------ ENTRIES SHOWN ------

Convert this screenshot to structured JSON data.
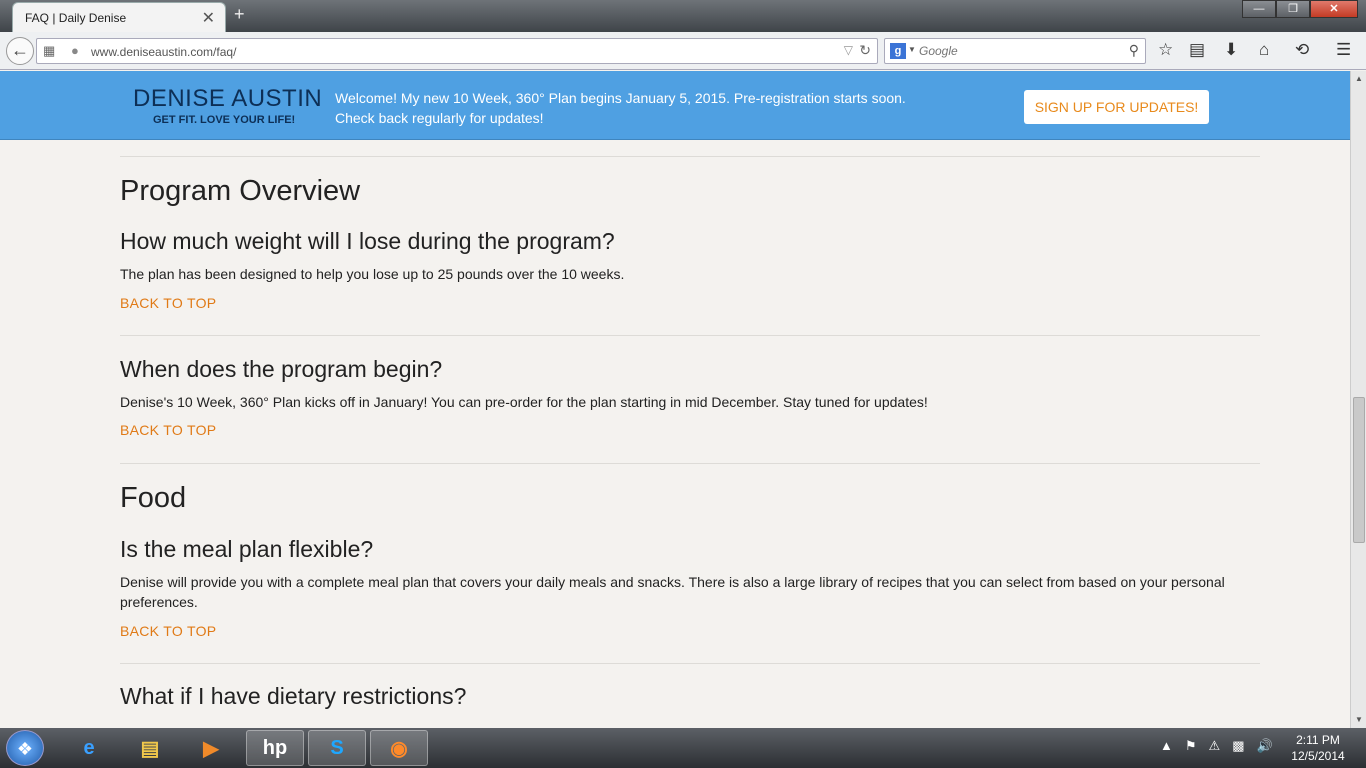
{
  "browser": {
    "tab_title": "FAQ | Daily Denise",
    "tab_close": "✕",
    "new_tab": "+",
    "url": "www.deniseaustin.com/faq/",
    "search_placeholder": "Google",
    "window_controls": [
      "—",
      "❐",
      "✕"
    ]
  },
  "header": {
    "logo_name": "DENISE AUSTIN",
    "logo_tagline": "GET FIT. LOVE YOUR LIFE!",
    "welcome_line1": "Welcome! My new 10 Week, 360° Plan begins January 5, 2015. Pre-registration starts soon.",
    "welcome_line2": "Check back regularly for updates!",
    "signup_label": "SIGN UP FOR UPDATES!"
  },
  "sections": [
    {
      "title": "Program Overview",
      "faqs": [
        {
          "question": "How much weight will I lose during the program?",
          "answer": "The plan has been designed to help you lose up to 25 pounds over the 10 weeks.",
          "back_label": "BACK TO TOP"
        },
        {
          "question": "When does the program begin?",
          "answer": "Denise's 10 Week, 360° Plan kicks off in January! You can pre-order for the plan starting in mid December. Stay tuned for updates!",
          "back_label": "BACK TO TOP"
        }
      ]
    },
    {
      "title": "Food",
      "faqs": [
        {
          "question": "Is the meal plan flexible?",
          "answer": "Denise will provide you with a complete meal plan that covers your daily meals and snacks. There is also a large library of recipes that you can select from based on your personal preferences.",
          "back_label": "BACK TO TOP"
        },
        {
          "question": "What if I have dietary restrictions?",
          "answer": "",
          "back_label": ""
        }
      ]
    }
  ],
  "taskbar": {
    "time": "2:11 PM",
    "date": "12/5/2014"
  },
  "colors": {
    "header_blue": "#4fa0e2",
    "logo_navy": "#0d2f56",
    "accent_orange": "#e07a16"
  }
}
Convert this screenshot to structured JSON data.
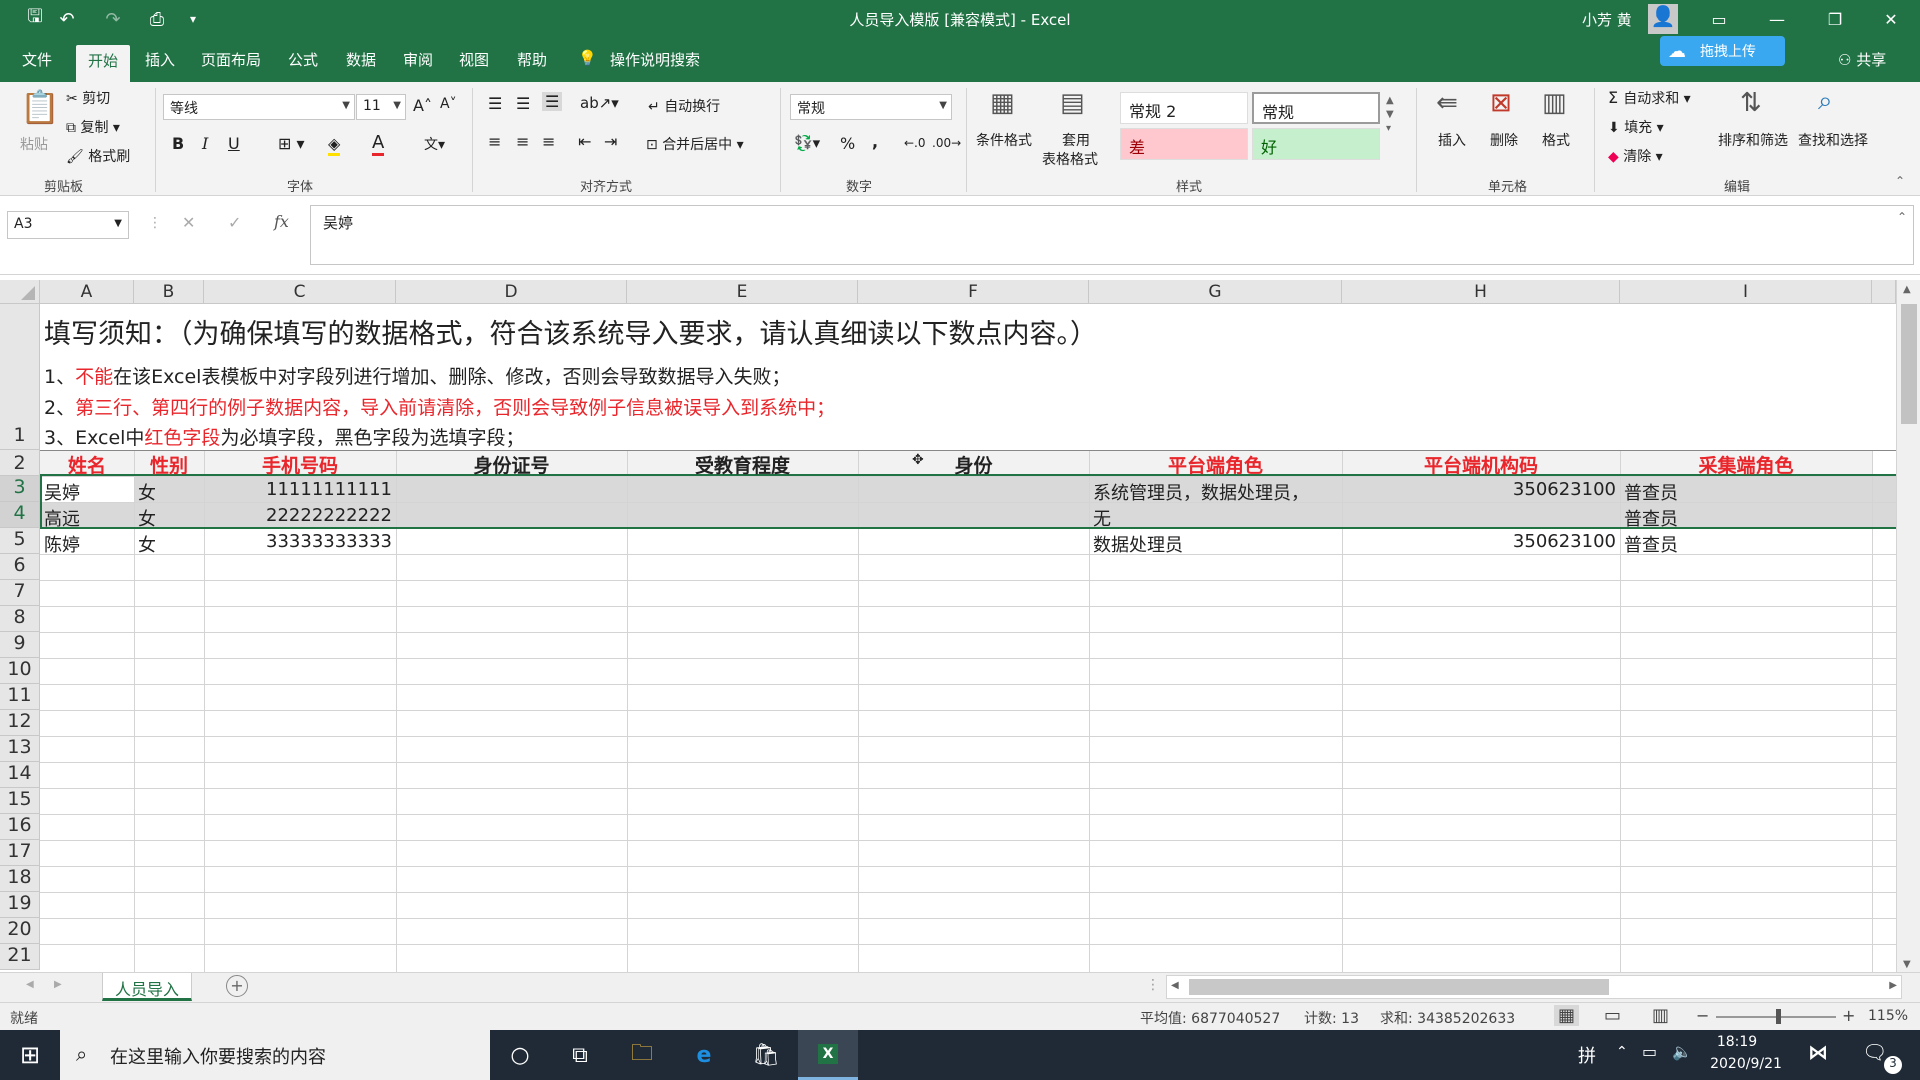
{
  "window": {
    "title": "人员导入模版 [兼容模式] - Excel",
    "user": "小芳 黄"
  },
  "menu": {
    "tabs": [
      "文件",
      "开始",
      "插入",
      "页面布局",
      "公式",
      "数据",
      "审阅",
      "视图",
      "帮助"
    ],
    "tell_me": "操作说明搜索",
    "upload": "拖拽上传",
    "share": "共享"
  },
  "ribbon": {
    "clipboard": {
      "paste": "粘贴",
      "cut": "剪切",
      "copy": "复制",
      "format_painter": "格式刷",
      "label": "剪贴板"
    },
    "font": {
      "name": "等线",
      "size": "11",
      "bold": "B",
      "italic": "I",
      "underline": "U",
      "label": "字体"
    },
    "alignment": {
      "wrap": "自动换行",
      "merge": "合并后居中",
      "label": "对齐方式"
    },
    "number": {
      "format": "常规",
      "percent": "%",
      "comma": ",",
      "label": "数字"
    },
    "styles": {
      "conditional": "条件格式",
      "table_line1": "套用",
      "table_line2": "表格格式",
      "normal2": "常规 2",
      "normal": "常规",
      "bad": "差",
      "good": "好",
      "label": "样式"
    },
    "cells": {
      "insert": "插入",
      "delete": "删除",
      "format": "格式",
      "label": "单元格"
    },
    "editing": {
      "autosum": "自动求和",
      "fill": "填充",
      "clear": "清除",
      "sort": "排序和筛选",
      "find": "查找和选择",
      "label": "编辑"
    }
  },
  "formula_bar": {
    "name_box": "A3",
    "fx": "fx",
    "content": "吴婷"
  },
  "sheet": {
    "columns": [
      "A",
      "B",
      "C",
      "D",
      "E",
      "F",
      "G",
      "H",
      "I"
    ],
    "rows": [
      "1",
      "2",
      "3",
      "4",
      "5",
      "6",
      "7",
      "8",
      "9",
      "10",
      "11",
      "12",
      "13",
      "14",
      "15",
      "16",
      "17",
      "18",
      "19",
      "20",
      "21"
    ],
    "notice_title": "填写须知：（为确保填写的数据格式，符合该系统导入要求，请认真细读以下数点内容。）",
    "notice1_a": "1、",
    "notice1_b": "不能",
    "notice1_c": "在该Excel表模板中对字段列进行增加、删除、修改，否则会导致数据导入失败；",
    "notice2_a": "2、",
    "notice2_b": "第三行、第四行的例子数据内容，导入前请清除，否则会导致例子信息被误导入到系统中；",
    "notice3_a": "3、Excel中",
    "notice3_b": "红色字段",
    "notice3_c": "为必填字段，黑色字段为选填字段；",
    "headers": [
      "姓名",
      "性别",
      "手机号码",
      "身份证号",
      "受教育程度",
      "身份",
      "平台端角色",
      "平台端机构码",
      "采集端角色"
    ],
    "data_rows": [
      {
        "name": "吴婷",
        "gender": "女",
        "phone": "11111111111",
        "id": "",
        "edu": "",
        "identity": "",
        "role": "系统管理员，数据处理员，",
        "org": "350623100",
        "collect": "普查员"
      },
      {
        "name": "高远",
        "gender": "女",
        "phone": "22222222222",
        "id": "",
        "edu": "",
        "identity": "",
        "role": "无",
        "org": "",
        "collect": "普查员"
      },
      {
        "name": "陈婷",
        "gender": "女",
        "phone": "33333333333",
        "id": "",
        "edu": "",
        "identity": "",
        "role": "数据处理员",
        "org": "350623100",
        "collect": "普查员"
      }
    ],
    "tab": "人员导入"
  },
  "status": {
    "ready": "就绪",
    "average": "平均值: 6877040527",
    "count": "计数: 13",
    "sum": "求和: 34385202633",
    "zoom": "115%"
  },
  "taskbar": {
    "search": "在这里输入你要搜索的内容",
    "ime": "拼",
    "time": "18:19",
    "date": "2020/9/21",
    "notifications": "3"
  }
}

------

## [PROBLEM STATEMENT]
Return the full material word for word. Do not include the pictures.

## [EXPECTED OUTPUT]
Convert this screenshot to structured JSON data.
{
  "browser": {
    "tab_title": "FAQ | Daily Denise",
    "tab_close": "✕",
    "new_tab": "+",
    "url": "www.deniseaustin.com/faq/",
    "search_placeholder": "Google",
    "window_controls": [
      "—",
      "❐",
      "✕"
    ]
  },
  "header": {
    "logo_name": "DENISE AUSTIN",
    "logo_tagline": "GET FIT. LOVE YOUR LIFE!",
    "welcome_line1": "Welcome! My new 10 Week, 360° Plan begins January 5, 2015. Pre-registration starts soon.",
    "welcome_line2": "Check back regularly for updates!",
    "signup_label": "SIGN UP FOR UPDATES!"
  },
  "sections": [
    {
      "title": "Program Overview",
      "faqs": [
        {
          "question": "How much weight will I lose during the program?",
          "answer": "The plan has been designed to help you lose up to 25 pounds over the 10 weeks.",
          "back_label": "BACK TO TOP"
        },
        {
          "question": "When does the program begin?",
          "answer": "Denise's 10 Week, 360° Plan kicks off in January! You can pre-order for the plan starting in mid December. Stay tuned for updates!",
          "back_label": "BACK TO TOP"
        }
      ]
    },
    {
      "title": "Food",
      "faqs": [
        {
          "question": "Is the meal plan flexible?",
          "answer": "Denise will provide you with a complete meal plan that covers your daily meals and snacks. There is also a large library of recipes that you can select from based on your personal preferences.",
          "back_label": "BACK TO TOP"
        },
        {
          "question": "What if I have dietary restrictions?",
          "answer": "",
          "back_label": ""
        }
      ]
    }
  ],
  "taskbar": {
    "time": "2:11 PM",
    "date": "12/5/2014"
  },
  "colors": {
    "header_blue": "#4fa0e2",
    "logo_navy": "#0d2f56",
    "accent_orange": "#e07a16"
  }
}
Convert this screenshot to structured JSON data.
{
  "window": {
    "title": "人员导入模版 [兼容模式] - Excel",
    "user": "小芳 黄"
  },
  "menu": {
    "tabs": [
      "文件",
      "开始",
      "插入",
      "页面布局",
      "公式",
      "数据",
      "审阅",
      "视图",
      "帮助"
    ],
    "tell_me": "操作说明搜索",
    "upload": "拖拽上传",
    "share": "共享"
  },
  "ribbon": {
    "clipboard": {
      "paste": "粘贴",
      "cut": "剪切",
      "copy": "复制",
      "format_painter": "格式刷",
      "label": "剪贴板"
    },
    "font": {
      "name": "等线",
      "size": "11",
      "bold": "B",
      "italic": "I",
      "underline": "U",
      "label": "字体"
    },
    "alignment": {
      "wrap": "自动换行",
      "merge": "合并后居中",
      "label": "对齐方式"
    },
    "number": {
      "format": "常规",
      "percent": "%",
      "comma": ",",
      "label": "数字"
    },
    "styles": {
      "conditional": "条件格式",
      "table_line1": "套用",
      "table_line2": "表格格式",
      "normal2": "常规 2",
      "normal": "常规",
      "bad": "差",
      "good": "好",
      "label": "样式"
    },
    "cells": {
      "insert": "插入",
      "delete": "删除",
      "format": "格式",
      "label": "单元格"
    },
    "editing": {
      "autosum": "自动求和",
      "fill": "填充",
      "clear": "清除",
      "sort": "排序和筛选",
      "find": "查找和选择",
      "label": "编辑"
    }
  },
  "formula_bar": {
    "name_box": "A3",
    "fx": "fx",
    "content": "吴婷"
  },
  "sheet": {
    "columns": [
      "A",
      "B",
      "C",
      "D",
      "E",
      "F",
      "G",
      "H",
      "I"
    ],
    "rows": [
      "1",
      "2",
      "3",
      "4",
      "5",
      "6",
      "7",
      "8",
      "9",
      "10",
      "11",
      "12",
      "13",
      "14",
      "15",
      "16",
      "17",
      "18",
      "19",
      "20",
      "21"
    ],
    "notice_title": "填写须知：（为确保填写的数据格式，符合该系统导入要求，请认真细读以下数点内容。）",
    "notice1_a": "1、",
    "notice1_b": "不能",
    "notice1_c": "在该Excel表模板中对字段列进行增加、删除、修改，否则会导致数据导入失败；",
    "notice2_a": "2、",
    "notice2_b": "第三行、第四行的例子数据内容，导入前请清除，否则会导致例子信息被误导入到系统中；",
    "notice3_a": "3、Excel中",
    "notice3_b": "红色字段",
    "notice3_c": "为必填字段，黑色字段为选填字段；",
    "headers": [
      "姓名",
      "性别",
      "手机号码",
      "身份证号",
      "受教育程度",
      "身份",
      "平台端角色",
      "平台端机构码",
      "采集端角色"
    ],
    "data_rows": [
      {
        "name": "吴婷",
        "gender": "女",
        "phone": "11111111111",
        "id": "",
        "edu": "",
        "identity": "",
        "role": "系统管理员，数据处理员，",
        "org": "350623100",
        "collect": "普查员"
      },
      {
        "name": "高远",
        "gender": "女",
        "phone": "22222222222",
        "id": "",
        "edu": "",
        "identity": "",
        "role": "无",
        "org": "",
        "collect": "普查员"
      },
      {
        "name": "陈婷",
        "gender": "女",
        "phone": "33333333333",
        "id": "",
        "edu": "",
        "identity": "",
        "role": "数据处理员",
        "org": "350623100",
        "collect": "普查员"
      }
    ],
    "tab": "人员导入"
  },
  "status": {
    "ready": "就绪",
    "average": "平均值: 6877040527",
    "count": "计数: 13",
    "sum": "求和: 34385202633",
    "zoom": "115%"
  },
  "taskbar": {
    "search": "在这里输入你要搜索的内容",
    "ime": "拼",
    "time": "18:19",
    "date": "2020/9/21",
    "notifications": "3"
  }
}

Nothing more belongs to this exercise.